**課題 1:**
抜粋本文によると、鶴見駅の「横浜さとうのふるさと」行きバス停はどこにありますか。
**課題 2:**
抜粋本文の内容を2文で要約してください。

**抜粋本文:**
%%
横浜港のクルージング船に乗って、海から陸を望む普段とは逆向きの港の景観を楽しんでいると、やがてドーンと見えてくるのが次の風景だ。
 


クルージング船「マリンルージュ」から望む「横浜・さとうのふるさと」の巨大看板

 
写真は今回の取材とは関係なく、たまたま数年前にあまりの威容に思わずとらえた1カット。だが筆者にかぎらず、この巨大文字がキニナル人は多いだろう。それは、はまれぽへの投稿数を見ても明らかだ。
 
山下公園からの眺めはこんな様子。
 


山下公園の岸壁から海を正面に望む

 


そして画面中央に向かってグイッとレンズをズームすると、こう

 
鶴見駅からは「横浜さとうのふるさと」行きのバスも出ているという。さっそく鶴見駅からバスに乗って終着点まで向かうことにした。
 
 
「さとうのふるさと」の今を直撃!
 
鶴見駅の「横浜さとうのふるさと」行きバス停は、東口バスターミナルの7番乗り場にある。
 


ターミナル中央付近の7番乗り場。路線は181系統

 


平日の朝夕通勤時間帯の本数は多いが、それ以外は1時間に数本

 
取材時は平日の昼間だったが、運よくバスはすぐにやってきた。
%%
[データセットのエントリ]
%%
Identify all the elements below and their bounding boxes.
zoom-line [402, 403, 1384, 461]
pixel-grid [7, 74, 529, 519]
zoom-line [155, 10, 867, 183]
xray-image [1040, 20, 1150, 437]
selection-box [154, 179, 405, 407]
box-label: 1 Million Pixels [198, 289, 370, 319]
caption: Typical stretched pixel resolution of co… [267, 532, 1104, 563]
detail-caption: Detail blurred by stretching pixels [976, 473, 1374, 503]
%%
**解答欄 1:**
東口バスターミナルの7番乗り場にあります。

**解答欄 2:**
横浜港のクルージング船からは「横浜・さとうのふるさと」の巨大看板が見え、この文字が気になる人が多いことは、はまれぽへの投稿数からも明らかだとされています。筆者は鶴見駅東口バスターミナル7番乗り場から181系統の「横浜さとうのふるさと」行きバスに乗り、終着点へ向かうことにしました。